• Parts of the exercise
1 - Rewrite the passage of the credit deposit ratio circular starting at "- Consequent on" and ending at "convenor of SLBC.", replacing "quarterly" with "monthly".
2 - In the credit deposit ratio circular, list every level at which the CD Ratio of banks is to be monitored.

• Text extract
RBI/2005-06/202
Ref.RPCD.LBS.BC.No.47/02.13.03/2005-06
Date: November 9, 2005
The Chairman / Managing Director
All Scheduled Commercial Banks
(including RRBs)
Dear Sir,
Credit Deposit Ratio – Implementation
of the Recommendations of Expert Group on CD Ratio
An Expert Group was constituted
by Government of India under Chairmanship of Shri Y.S.P. Thorat, M.D., NABARD
to go into the nature and magnitude of the problem of low credit deposit (CD)
ratio across States / Regions and to suggest steps to overcome the problem.
The Expert Group examined the problems and causes of low CD ratio and submitted
its report to Government of India. The recommendations of the Group have since
been examined and accepted by the Government of India with certain modifications.
Accordingly, it has been decided
that the CD Ratio of banks should be monitored at different levels on the basis
of the following parameters –
Institution / Level
|
Indicator
|
Individual banks at Head
Office
|
Cu + RIDF
|
State Level (SLBC)
|
Cu + RIDF
|
District Level
|
Cs
|
Note:
Cu = Credit as per place
of Utilization
Cs = Credit as per place of Sanction
RIDF = Total Resource support provided
to States under RIDF
The Group has further recommended
that :
- In the districts having CDR less than 40, Special
Sub-Committees (SSCs) of DLCC may be set up to monitor the CDR.
- Districts having CDR between 40 and 60, will
be monitored under the existing system by DLCC, and
- The district with CDR of less than 20 need to
be treated on a special footing.
2. In view of the above suggestions,
it has been decided to set up Special Sub-Committee (SSCs) of DLCC in the districts
having CDR less than 40, in order to monitor the CDR and to draw up Monitorable
Action Plans (MAPs) to increase the CDR. The Lead District Manager (LDM) of
the Lead Bank will be designated as the convenor of the SSC, which in addition
to District co-ordinators of banks functioning in the area, will comprise of
DDM, NABARD, LDO, RBI, District Planning Officer or a representative of the
Collector duly empowered to take decisions on behalf of the district administration.
The functions of the Special
Sub-Committee will be as under:
- The Special Sub-Committee (SSCs) will draw up
Monitorable Action Plans (MAPs) for improving the CDR in their districts on
a self-set graduated basis.
- For this purpose the SSC will hold a special
meeting immediately after its constitution and on the basis of the various
ground level parameters, set for itself a target for increasing the CDR initially
for the current year, i.e. upto March 2006. It will also, at the same meeting,
set a definite time frame for the CDR beyond 60 in annual increments.
- Consequent on the completion of this process,
the target and time frame self-set by the SSC will be placed before the DLCC
for approval.
- Take up the plans for implementation and monitor
the same assiduously once in two months.
- Report the progress to the DLCC on quarterly
basis and through them to the convenor of SLBC.
- On the basis of the feedback received from the
DLCC regarding the progress in the implementation of the Monitorable Action
Plans (MAPs), consolidated report will be prepared and tabled at all SLBC
meetings for discussion / information.

• Data segment
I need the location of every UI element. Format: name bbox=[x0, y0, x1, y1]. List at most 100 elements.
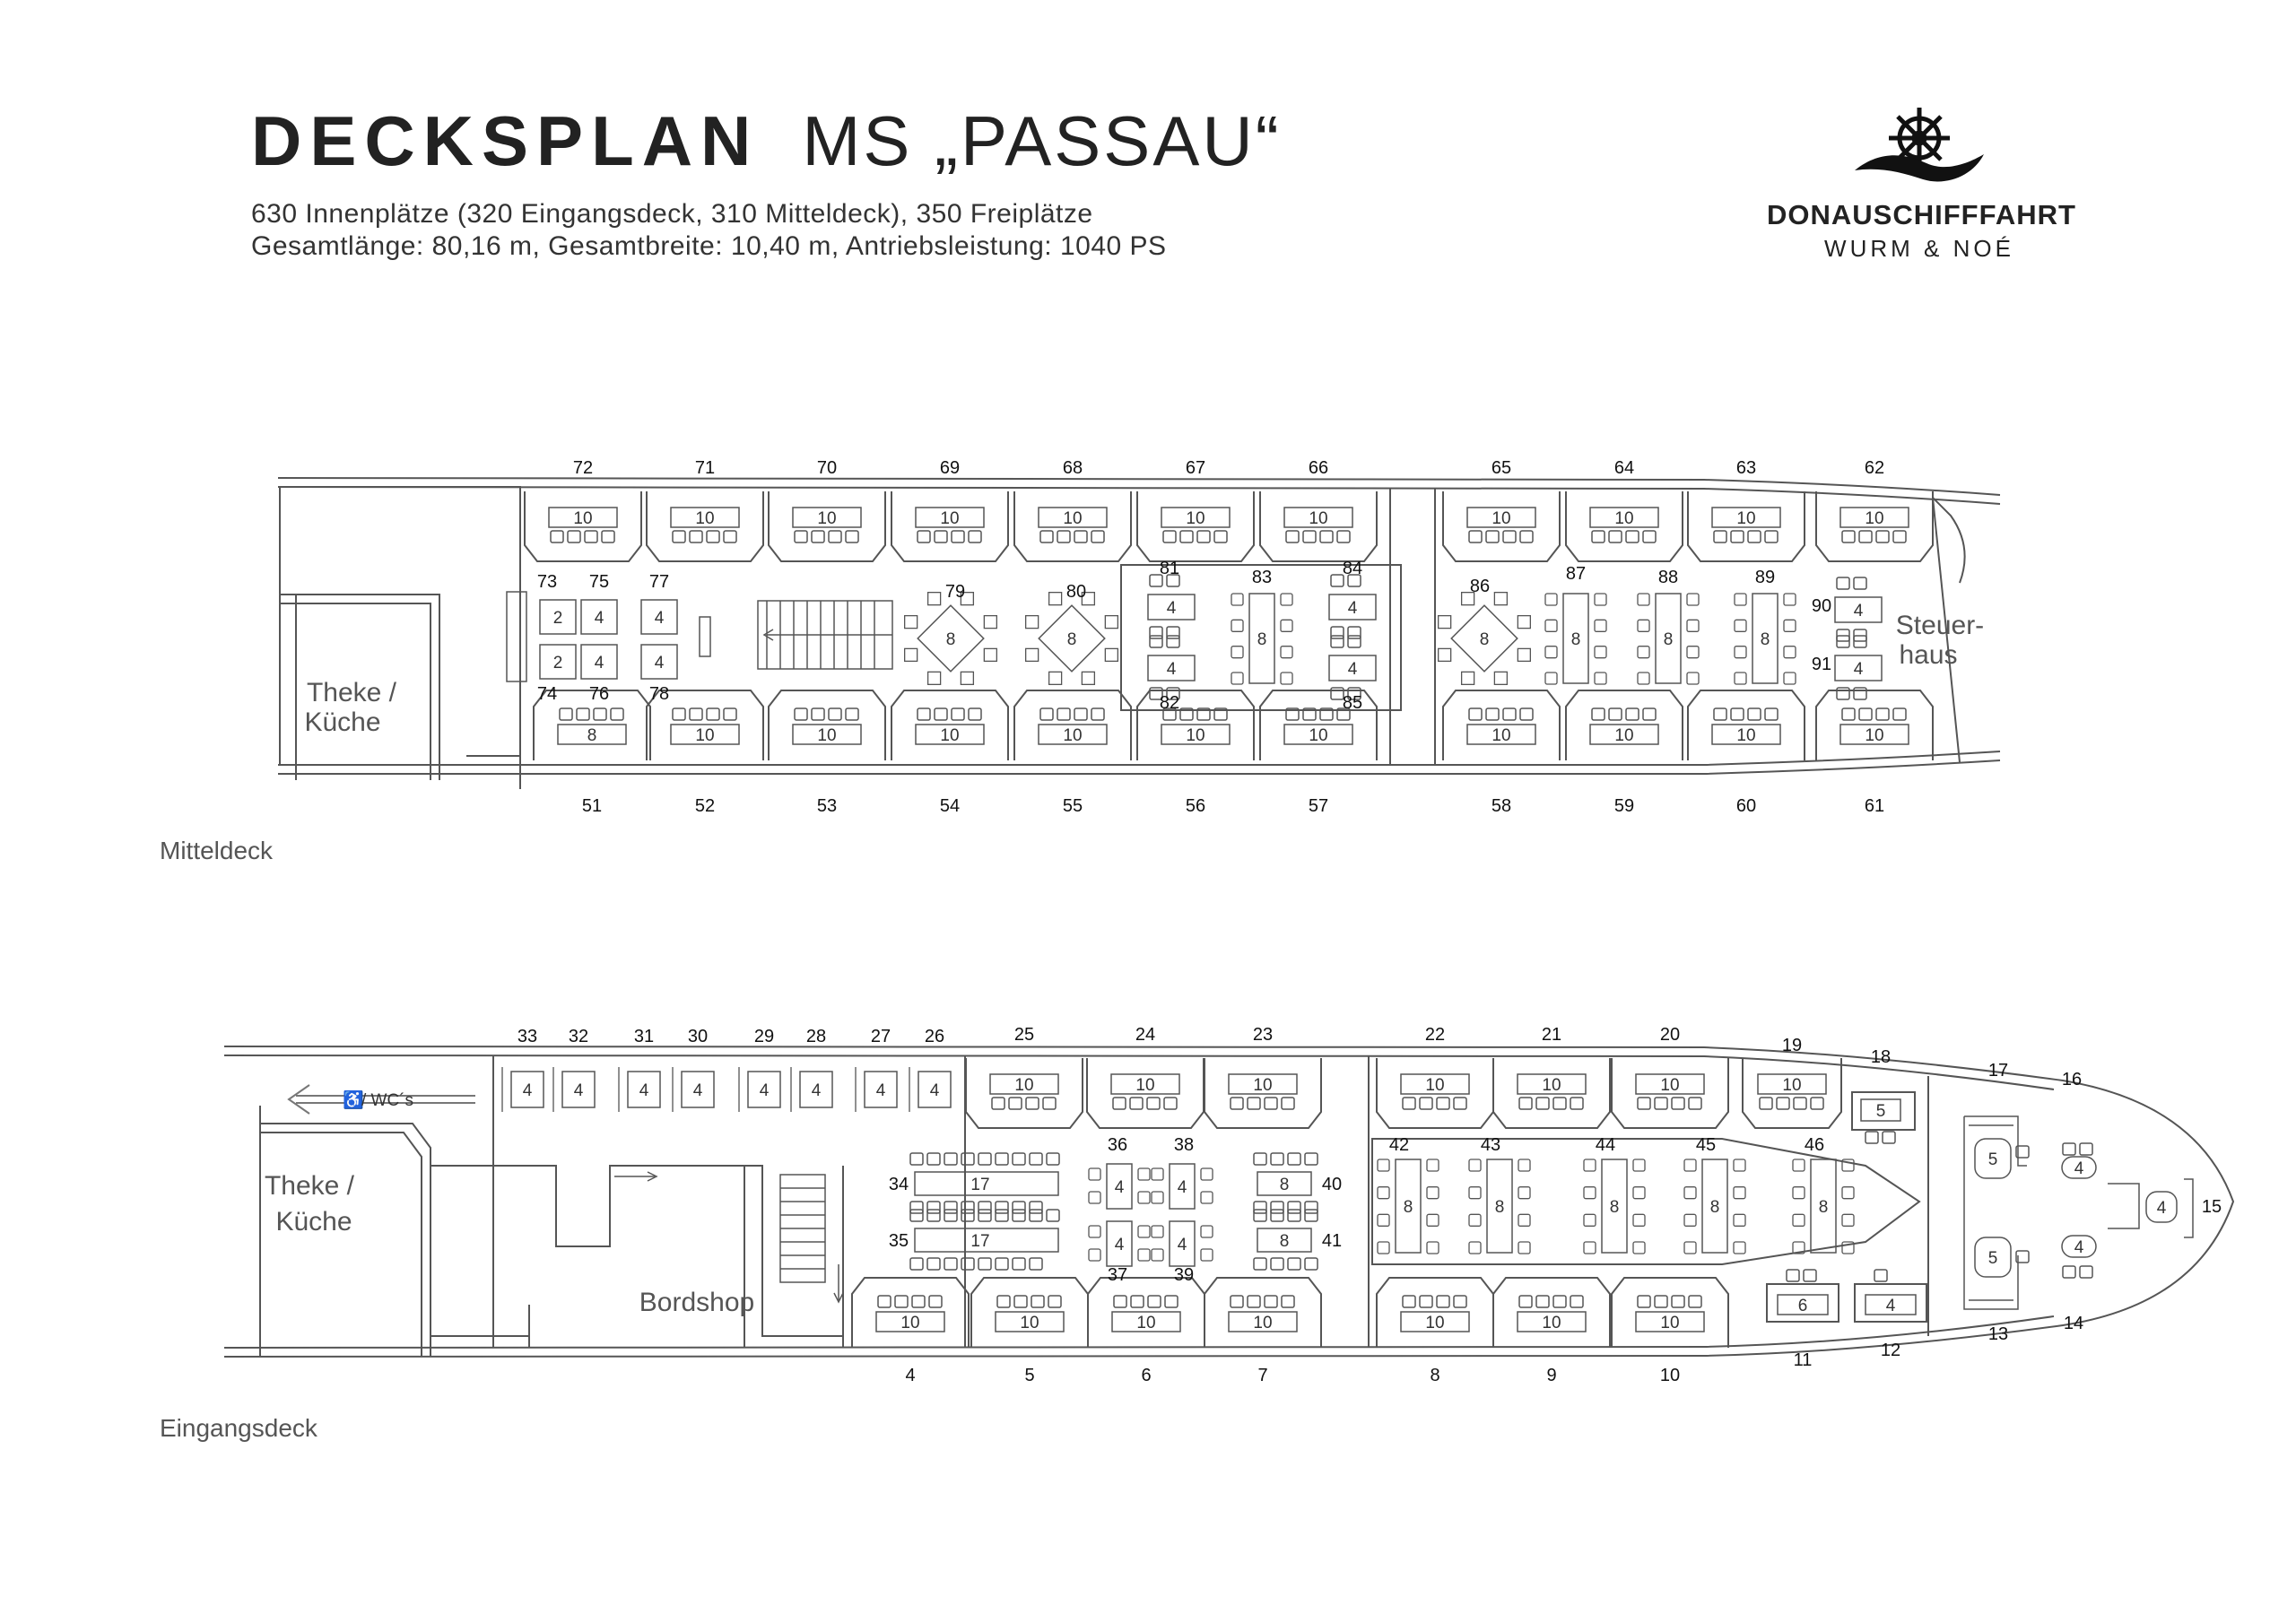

• Answers to the tasks
1 -
- Consequent on the completion of this process,
the target and time frame self-set by the SSC will be placed before the DLCC
for approval.
- Take up the plans for implementation and monitor
the same assiduously once in two months.
- Report the progress to the DLCC on monthly
basis and through them to the convenor of SLBC.

2 -
- Individual banks at Head Office
- State Level (SLBC)
- District Level